Check every line of the entries for "color", and copy the lines that hold it.

» **Records from a collection of figures**
--------------------------------

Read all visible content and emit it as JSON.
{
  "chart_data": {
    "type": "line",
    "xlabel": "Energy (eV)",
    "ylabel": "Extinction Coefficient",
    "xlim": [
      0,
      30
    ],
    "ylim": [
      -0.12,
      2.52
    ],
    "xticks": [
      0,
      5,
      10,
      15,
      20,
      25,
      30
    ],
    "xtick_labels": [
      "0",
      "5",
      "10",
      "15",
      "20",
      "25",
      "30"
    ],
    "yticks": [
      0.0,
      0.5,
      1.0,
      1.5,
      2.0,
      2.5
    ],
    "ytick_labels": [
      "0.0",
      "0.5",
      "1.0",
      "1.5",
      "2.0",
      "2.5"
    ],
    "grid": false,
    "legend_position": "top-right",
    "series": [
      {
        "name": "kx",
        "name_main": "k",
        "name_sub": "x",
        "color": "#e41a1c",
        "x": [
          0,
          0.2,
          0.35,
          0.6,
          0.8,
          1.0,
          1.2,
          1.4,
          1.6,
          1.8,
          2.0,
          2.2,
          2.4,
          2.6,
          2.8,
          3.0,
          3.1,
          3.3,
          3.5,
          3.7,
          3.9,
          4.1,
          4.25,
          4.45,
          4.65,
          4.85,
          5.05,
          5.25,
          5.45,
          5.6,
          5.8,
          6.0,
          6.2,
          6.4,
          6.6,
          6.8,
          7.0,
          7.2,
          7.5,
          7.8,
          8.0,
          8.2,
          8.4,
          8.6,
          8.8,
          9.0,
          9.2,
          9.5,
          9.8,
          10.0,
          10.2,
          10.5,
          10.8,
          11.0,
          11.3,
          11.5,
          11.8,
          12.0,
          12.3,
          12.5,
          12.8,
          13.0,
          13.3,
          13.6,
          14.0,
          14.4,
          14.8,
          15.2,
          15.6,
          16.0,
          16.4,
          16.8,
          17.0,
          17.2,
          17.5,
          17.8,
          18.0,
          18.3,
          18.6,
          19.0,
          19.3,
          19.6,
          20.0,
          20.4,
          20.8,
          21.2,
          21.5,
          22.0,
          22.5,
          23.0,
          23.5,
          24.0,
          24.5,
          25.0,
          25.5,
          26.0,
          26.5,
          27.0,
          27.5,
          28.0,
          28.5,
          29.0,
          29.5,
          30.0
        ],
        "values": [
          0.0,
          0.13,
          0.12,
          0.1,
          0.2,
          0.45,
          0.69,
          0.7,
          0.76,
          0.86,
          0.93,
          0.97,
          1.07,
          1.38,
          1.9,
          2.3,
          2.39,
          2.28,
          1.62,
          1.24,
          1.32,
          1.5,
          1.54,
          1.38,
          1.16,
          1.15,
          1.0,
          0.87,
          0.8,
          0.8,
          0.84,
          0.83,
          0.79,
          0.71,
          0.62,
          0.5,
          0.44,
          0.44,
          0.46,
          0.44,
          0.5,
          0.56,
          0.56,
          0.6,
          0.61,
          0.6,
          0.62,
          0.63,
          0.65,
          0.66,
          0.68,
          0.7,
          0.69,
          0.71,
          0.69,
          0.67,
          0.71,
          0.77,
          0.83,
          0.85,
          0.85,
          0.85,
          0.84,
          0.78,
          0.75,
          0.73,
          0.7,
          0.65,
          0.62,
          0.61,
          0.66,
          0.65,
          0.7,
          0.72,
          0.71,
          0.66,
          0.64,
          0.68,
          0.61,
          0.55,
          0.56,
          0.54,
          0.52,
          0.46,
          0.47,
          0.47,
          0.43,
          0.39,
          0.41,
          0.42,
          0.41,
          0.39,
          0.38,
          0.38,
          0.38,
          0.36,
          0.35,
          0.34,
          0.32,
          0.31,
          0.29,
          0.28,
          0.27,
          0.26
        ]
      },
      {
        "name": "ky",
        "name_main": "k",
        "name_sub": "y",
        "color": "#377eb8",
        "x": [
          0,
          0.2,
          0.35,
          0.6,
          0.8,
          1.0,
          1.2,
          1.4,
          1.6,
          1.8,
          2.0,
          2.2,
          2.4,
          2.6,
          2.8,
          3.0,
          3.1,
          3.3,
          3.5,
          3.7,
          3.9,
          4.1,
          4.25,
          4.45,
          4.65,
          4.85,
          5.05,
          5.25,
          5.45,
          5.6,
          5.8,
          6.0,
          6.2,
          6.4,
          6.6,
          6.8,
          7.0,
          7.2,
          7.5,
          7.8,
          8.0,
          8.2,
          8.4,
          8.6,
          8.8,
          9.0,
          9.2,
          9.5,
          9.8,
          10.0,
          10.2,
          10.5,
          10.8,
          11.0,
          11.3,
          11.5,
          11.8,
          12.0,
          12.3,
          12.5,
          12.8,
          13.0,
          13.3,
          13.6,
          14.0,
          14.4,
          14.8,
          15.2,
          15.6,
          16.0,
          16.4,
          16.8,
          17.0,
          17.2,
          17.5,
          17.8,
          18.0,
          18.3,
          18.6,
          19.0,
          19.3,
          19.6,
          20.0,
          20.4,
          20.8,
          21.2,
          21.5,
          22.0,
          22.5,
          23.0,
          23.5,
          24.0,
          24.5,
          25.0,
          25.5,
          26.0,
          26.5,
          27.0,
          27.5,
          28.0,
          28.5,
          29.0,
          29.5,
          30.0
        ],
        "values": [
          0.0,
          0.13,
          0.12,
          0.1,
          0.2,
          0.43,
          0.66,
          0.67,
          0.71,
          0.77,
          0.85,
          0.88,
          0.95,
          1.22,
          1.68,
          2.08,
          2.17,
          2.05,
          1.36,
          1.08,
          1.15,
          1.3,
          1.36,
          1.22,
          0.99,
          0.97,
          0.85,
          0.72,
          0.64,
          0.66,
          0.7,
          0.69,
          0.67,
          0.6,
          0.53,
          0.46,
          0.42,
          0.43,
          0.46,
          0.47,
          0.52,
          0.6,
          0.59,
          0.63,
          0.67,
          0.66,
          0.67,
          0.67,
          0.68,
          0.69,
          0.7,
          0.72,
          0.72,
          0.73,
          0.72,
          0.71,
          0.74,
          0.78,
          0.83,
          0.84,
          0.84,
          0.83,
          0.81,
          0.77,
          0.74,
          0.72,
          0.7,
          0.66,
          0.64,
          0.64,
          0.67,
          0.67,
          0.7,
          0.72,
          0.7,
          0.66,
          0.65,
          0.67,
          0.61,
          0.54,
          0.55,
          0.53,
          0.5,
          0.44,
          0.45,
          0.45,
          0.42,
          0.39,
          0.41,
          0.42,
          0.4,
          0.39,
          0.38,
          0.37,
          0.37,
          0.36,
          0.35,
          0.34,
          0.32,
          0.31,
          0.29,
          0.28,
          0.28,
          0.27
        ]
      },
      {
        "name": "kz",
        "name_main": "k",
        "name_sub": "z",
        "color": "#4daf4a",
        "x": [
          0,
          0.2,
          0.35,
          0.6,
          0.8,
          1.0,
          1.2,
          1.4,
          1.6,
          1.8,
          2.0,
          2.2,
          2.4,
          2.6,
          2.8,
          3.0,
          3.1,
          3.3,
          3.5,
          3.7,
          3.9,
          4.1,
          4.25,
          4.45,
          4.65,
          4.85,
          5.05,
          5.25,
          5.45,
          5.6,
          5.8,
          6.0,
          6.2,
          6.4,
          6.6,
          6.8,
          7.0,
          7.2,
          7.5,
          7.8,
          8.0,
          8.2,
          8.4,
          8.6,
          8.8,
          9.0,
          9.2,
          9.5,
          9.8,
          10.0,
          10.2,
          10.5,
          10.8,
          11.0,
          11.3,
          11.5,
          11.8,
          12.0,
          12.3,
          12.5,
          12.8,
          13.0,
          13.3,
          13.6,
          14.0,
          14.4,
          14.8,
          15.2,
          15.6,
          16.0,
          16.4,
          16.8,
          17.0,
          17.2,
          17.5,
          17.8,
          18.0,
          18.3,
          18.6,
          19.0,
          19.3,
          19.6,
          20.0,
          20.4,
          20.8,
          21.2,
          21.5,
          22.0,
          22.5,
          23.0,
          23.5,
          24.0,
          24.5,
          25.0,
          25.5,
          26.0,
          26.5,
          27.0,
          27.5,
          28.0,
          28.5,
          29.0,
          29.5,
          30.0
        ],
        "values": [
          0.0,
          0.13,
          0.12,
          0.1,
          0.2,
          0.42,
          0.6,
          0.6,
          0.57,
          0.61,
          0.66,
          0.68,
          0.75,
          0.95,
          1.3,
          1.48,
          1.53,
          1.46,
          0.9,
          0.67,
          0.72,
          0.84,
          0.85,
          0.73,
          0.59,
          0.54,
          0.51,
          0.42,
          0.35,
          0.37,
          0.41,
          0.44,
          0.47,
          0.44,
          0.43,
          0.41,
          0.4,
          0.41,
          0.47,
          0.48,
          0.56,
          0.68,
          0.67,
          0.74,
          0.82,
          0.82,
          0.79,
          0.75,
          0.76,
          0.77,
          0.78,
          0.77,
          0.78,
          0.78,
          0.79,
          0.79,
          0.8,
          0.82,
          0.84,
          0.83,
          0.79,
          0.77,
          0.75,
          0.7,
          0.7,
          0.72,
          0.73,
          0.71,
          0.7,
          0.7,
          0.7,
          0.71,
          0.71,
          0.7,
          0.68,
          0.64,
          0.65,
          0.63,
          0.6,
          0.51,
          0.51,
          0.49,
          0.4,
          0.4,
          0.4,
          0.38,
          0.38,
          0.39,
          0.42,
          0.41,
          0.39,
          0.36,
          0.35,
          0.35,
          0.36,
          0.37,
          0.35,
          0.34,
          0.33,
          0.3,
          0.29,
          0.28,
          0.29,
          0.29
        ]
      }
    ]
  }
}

--------------------------------

» **Exercise answer**
        "color": "#e41a1c",
        "color": "#377eb8",
        "color": "#4daf4a",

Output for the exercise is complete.